# Cyborg R.A.T. 7 Pad-Kompatibilitätsprobleme ?



## lol2k (8. Oktober 2010)

*Cyborg R.A.T. 7 Pad-Kompatibilitätsprobleme ?*

Moin!

Lang hab ich auf diese Maus gewartet - ein potentieller Kandidat um meine G5 von ihrem 4 Jährigem Dienst abzulösen...
Vor dem Kauf habe ich natürlich den Test seitens PCGH abgewartet! 
Die aktuelle Ausgabe verrät mir, das die Pad-Kompatibilität - "sehr gut" sei - also müsste der verbaute Phillips TwinEye-Sensor theoretisch seine Arbeit ohne Probleme auf allen Mauspads verrichten!
Googled man allerdings etwas länger nach der Maus, landet man auf diversen englisch-sprachigen Seiten, in denen von einer Inkompatibilität mit schwarzen Mauspads berichtet wird, was mich etwas stutzig macht.
Stichwort: -> "black surface"

Besitzt jnd. von euch schon die R.A.T. 7 und kann sich dazu äußern?

Aufgabenstellung.
1. Welche Maus soll die R.A.T. 7 laut dem Forenbeitrag ablösen?
2. Geben Sie den Forenbeitrag von „## lol2k (8.“ bis „Jährigem Dienst abzulösen...“ erneut wieder und setzen Sie dabei „MX518“ an die Stelle von „G5“.

Bereitgestellte Auflistung.
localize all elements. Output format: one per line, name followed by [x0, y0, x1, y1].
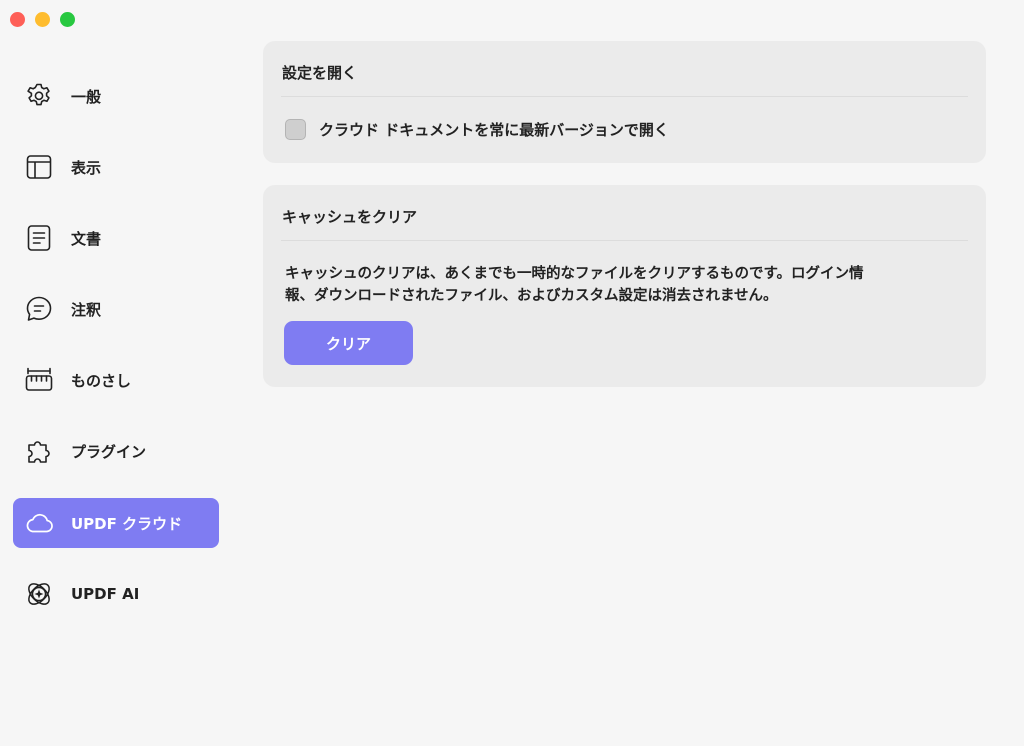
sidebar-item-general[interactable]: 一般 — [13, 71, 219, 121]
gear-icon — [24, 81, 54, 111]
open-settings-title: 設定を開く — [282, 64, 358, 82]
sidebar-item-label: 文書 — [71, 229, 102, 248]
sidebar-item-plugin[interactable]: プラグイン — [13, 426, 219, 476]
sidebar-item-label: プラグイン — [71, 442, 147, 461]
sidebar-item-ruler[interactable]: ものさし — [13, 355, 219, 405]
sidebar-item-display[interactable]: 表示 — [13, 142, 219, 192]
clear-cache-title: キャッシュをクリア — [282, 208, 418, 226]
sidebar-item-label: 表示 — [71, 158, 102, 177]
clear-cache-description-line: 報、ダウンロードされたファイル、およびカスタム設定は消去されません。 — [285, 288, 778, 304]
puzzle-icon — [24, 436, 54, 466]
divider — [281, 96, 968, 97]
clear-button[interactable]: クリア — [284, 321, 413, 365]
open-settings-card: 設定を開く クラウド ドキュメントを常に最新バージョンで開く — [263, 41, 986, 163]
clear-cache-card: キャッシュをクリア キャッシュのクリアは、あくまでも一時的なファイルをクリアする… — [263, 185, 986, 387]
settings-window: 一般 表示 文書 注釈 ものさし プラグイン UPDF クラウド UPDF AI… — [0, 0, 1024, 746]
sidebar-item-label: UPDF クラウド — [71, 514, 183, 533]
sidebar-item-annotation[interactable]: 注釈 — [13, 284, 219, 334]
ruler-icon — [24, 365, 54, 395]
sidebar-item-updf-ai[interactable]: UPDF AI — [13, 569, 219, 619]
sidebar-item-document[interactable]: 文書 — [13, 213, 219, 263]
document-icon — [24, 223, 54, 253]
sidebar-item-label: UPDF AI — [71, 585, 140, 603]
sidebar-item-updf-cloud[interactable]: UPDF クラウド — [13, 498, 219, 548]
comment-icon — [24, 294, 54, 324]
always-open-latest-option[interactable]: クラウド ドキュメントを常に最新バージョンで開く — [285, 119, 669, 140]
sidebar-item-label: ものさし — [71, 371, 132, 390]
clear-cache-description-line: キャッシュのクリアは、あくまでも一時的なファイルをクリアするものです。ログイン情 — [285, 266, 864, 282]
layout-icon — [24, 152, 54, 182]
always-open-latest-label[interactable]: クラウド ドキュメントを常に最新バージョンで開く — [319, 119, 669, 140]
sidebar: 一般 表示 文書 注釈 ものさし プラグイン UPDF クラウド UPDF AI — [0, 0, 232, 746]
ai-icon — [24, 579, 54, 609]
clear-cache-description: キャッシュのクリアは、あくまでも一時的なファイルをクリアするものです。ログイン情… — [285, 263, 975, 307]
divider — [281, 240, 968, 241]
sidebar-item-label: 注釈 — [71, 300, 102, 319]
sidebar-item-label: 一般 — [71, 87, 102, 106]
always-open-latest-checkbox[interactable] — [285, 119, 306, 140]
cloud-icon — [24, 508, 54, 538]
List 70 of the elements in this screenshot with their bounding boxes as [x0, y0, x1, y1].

* * *

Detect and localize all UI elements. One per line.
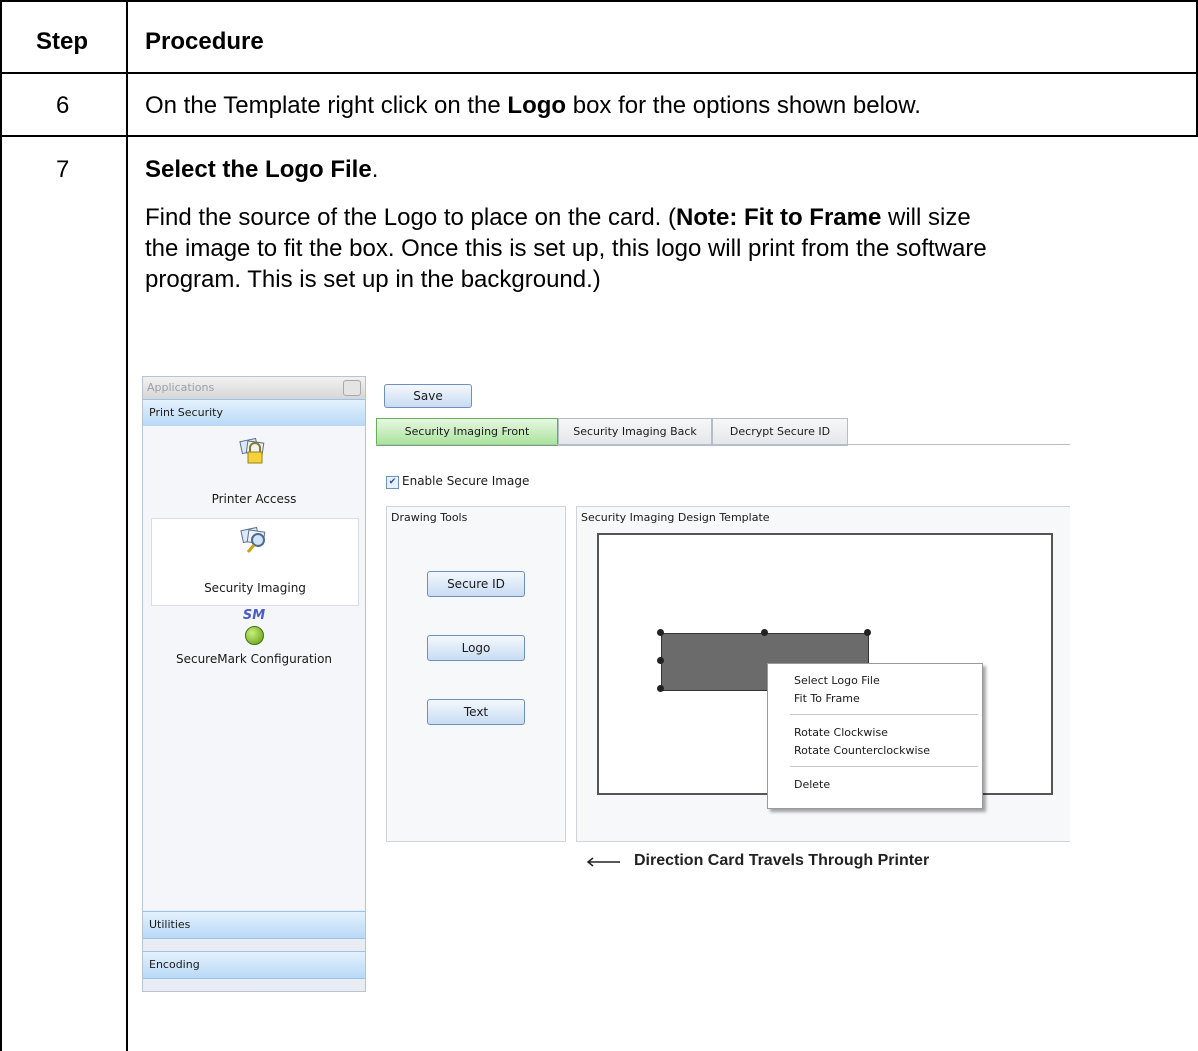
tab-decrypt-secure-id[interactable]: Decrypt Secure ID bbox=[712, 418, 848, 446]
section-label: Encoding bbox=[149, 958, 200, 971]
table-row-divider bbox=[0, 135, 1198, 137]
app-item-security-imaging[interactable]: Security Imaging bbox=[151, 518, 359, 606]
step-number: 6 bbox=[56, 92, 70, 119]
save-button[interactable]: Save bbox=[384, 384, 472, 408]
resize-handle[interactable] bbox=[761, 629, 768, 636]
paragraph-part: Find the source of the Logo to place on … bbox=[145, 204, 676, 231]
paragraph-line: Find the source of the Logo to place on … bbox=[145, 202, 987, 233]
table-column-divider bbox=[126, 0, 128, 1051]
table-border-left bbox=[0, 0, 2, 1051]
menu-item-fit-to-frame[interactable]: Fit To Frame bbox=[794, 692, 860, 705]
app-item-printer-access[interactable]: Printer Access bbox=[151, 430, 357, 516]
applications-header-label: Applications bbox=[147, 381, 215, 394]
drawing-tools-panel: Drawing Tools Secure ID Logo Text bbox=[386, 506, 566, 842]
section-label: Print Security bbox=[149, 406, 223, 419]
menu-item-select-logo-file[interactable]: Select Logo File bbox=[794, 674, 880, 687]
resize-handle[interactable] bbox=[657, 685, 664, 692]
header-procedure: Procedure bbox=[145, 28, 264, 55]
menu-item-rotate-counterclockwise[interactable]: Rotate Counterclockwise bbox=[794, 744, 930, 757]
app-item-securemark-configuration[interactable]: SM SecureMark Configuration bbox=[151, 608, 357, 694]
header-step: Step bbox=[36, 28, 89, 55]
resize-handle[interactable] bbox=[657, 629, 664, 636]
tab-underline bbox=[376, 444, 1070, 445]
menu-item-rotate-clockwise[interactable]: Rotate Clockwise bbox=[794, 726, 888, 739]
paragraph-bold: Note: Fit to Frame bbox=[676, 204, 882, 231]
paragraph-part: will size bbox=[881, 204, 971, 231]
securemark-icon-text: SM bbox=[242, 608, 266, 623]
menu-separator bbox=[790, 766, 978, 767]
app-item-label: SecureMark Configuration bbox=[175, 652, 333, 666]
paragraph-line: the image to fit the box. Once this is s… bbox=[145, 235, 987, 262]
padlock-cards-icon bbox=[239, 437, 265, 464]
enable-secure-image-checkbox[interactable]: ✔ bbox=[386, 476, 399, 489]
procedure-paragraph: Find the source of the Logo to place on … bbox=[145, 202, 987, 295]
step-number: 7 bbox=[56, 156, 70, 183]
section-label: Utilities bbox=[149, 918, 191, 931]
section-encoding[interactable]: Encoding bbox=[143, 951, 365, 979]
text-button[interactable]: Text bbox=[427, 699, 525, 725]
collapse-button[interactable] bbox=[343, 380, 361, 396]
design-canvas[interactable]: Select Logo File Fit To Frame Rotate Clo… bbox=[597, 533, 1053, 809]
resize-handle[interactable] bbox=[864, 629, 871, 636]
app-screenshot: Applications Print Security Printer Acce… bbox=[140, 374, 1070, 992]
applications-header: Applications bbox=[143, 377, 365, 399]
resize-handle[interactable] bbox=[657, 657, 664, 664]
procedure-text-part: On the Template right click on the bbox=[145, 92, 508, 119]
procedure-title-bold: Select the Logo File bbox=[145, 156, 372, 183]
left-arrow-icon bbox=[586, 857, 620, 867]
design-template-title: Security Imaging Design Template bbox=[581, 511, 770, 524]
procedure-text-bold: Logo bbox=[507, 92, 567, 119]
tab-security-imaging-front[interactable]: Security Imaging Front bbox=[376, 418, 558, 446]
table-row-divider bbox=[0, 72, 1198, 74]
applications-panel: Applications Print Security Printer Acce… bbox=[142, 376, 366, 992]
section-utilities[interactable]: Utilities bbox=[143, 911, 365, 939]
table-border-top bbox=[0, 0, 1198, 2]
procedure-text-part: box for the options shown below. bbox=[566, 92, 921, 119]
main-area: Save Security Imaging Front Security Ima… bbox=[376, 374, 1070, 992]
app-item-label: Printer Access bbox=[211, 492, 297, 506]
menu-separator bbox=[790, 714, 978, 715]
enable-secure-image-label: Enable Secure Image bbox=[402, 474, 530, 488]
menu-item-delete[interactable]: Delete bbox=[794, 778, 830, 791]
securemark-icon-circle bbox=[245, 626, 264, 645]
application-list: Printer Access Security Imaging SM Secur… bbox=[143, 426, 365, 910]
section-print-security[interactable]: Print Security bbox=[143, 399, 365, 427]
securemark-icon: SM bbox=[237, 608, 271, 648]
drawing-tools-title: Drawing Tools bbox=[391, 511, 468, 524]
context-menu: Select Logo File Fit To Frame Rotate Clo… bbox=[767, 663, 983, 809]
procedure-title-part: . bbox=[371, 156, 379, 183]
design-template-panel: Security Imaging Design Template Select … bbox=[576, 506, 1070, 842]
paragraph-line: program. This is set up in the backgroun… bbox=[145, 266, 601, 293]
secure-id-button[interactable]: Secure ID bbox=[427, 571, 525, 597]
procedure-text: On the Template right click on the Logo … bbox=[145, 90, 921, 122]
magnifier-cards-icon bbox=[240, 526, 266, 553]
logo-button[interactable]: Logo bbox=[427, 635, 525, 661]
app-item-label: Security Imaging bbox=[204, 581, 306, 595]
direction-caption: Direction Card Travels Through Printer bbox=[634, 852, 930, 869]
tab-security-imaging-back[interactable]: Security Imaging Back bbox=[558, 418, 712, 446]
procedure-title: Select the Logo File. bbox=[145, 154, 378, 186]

Lösungen.
1. Die G5, die seit vier Jahren im Dienst ist.

2.
## lol2k (8. Oktober 2010)

*Cyborg R.A.T. 7 Pad-Kompatibilitätsprobleme ?*

Moin!

Lang hab ich auf diese Maus gewartet - ein potentieller Kandidat um meine MX518 von ihrem 4 Jährigem Dienst abzulösen...